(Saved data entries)
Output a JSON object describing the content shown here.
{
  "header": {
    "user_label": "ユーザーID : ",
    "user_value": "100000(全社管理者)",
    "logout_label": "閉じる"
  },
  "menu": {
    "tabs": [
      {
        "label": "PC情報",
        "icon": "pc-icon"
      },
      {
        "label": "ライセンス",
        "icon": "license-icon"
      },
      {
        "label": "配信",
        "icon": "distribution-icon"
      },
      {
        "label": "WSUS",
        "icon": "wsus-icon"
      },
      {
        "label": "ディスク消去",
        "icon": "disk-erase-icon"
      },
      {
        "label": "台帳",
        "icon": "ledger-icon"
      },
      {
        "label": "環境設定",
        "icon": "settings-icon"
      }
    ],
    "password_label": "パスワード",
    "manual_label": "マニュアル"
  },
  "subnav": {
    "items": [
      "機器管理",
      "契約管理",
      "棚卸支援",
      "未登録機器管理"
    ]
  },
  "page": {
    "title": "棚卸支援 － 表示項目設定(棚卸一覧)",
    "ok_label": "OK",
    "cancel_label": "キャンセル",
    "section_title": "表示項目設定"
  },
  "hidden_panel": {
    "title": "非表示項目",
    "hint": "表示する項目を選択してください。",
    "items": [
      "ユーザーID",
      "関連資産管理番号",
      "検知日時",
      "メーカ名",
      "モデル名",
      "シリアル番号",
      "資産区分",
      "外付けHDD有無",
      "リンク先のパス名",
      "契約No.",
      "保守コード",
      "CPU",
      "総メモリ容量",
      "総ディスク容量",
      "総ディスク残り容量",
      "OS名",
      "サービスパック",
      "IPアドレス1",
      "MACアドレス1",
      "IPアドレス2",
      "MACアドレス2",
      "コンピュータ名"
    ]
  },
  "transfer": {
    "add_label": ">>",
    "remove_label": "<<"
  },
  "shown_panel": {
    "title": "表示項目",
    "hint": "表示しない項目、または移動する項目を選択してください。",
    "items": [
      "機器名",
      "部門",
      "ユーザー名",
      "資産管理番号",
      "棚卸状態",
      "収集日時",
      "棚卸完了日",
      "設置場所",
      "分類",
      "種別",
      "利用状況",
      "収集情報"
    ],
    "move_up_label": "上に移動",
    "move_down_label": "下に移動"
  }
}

• **Requirement**: Write out the data exactly as it stands.

• **Result of the exercise**:
Output a JSON object describing the content shown here.
{
  "header": {
    "user_label": "ユーザーID : ",
    "user_value": "100000(全社管理者)",
    "logout_label": "閉じる"
  },
  "menu": {
    "tabs": [
      {
        "label": "PC情報",
        "icon": "pc-icon"
      },
      {
        "label": "ライセンス",
        "icon": "license-icon"
      },
      {
        "label": "配信",
        "icon": "distribution-icon"
      },
      {
        "label": "WSUS",
        "icon": "wsus-icon"
      },
      {
        "label": "ディスク消去",
        "icon": "disk-erase-icon"
      },
      {
        "label": "台帳",
        "icon": "ledger-icon"
      },
      {
        "label": "環境設定",
        "icon": "settings-icon"
      }
    ],
    "password_label": "パスワード",
    "manual_label": "マニュアル"
  },
  "subnav": {
    "items": [
      "機器管理",
      "契約管理",
      "棚卸支援",
      "未登録機器管理"
    ]
  },
  "page": {
    "title": "棚卸支援 － 表示項目設定(棚卸一覧)",
    "ok_label": "OK",
    "cancel_label": "キャンセル",
    "section_title": "表示項目設定"
  },
  "hidden_panel": {
    "title": "非表示項目",
    "hint": "表示する項目を選択してください。",
    "items": [
      "ユーザーID",
      "関連資産管理番号",
      "検知日時",
      "メーカ名",
      "モデル名",
      "シリアル番号",
      "資産区分",
      "外付けHDD有無",
      "リンク先のパス名",
      "契約No.",
      "保守コード",
      "CPU",
      "総メモリ容量",
      "総ディスク容量",
      "総ディスク残り容量",
      "OS名",
      "サービスパック",
      "IPアドレス1",
      "MACアドレス1",
      "IPアドレス2",
      "MACアドレス2",
      "コンピュータ名"
    ]
  },
  "transfer": {
    "add_label": ">>",
    "remove_label": "<<"
  },
  "shown_panel": {
    "title": "表示項目",
    "hint": "表示しない項目、または移動する項目を選択してください。",
    "items": [
      "機器名",
      "部門",
      "ユーザー名",
      "資産管理番号",
      "棚卸状態",
      "収集日時",
      "棚卸完了日",
      "設置場所",
      "分類",
      "種別",
      "利用状況",
      "収集情報"
    ],
    "move_up_label": "上に移動",
    "move_down_label": "下に移動"
  }
}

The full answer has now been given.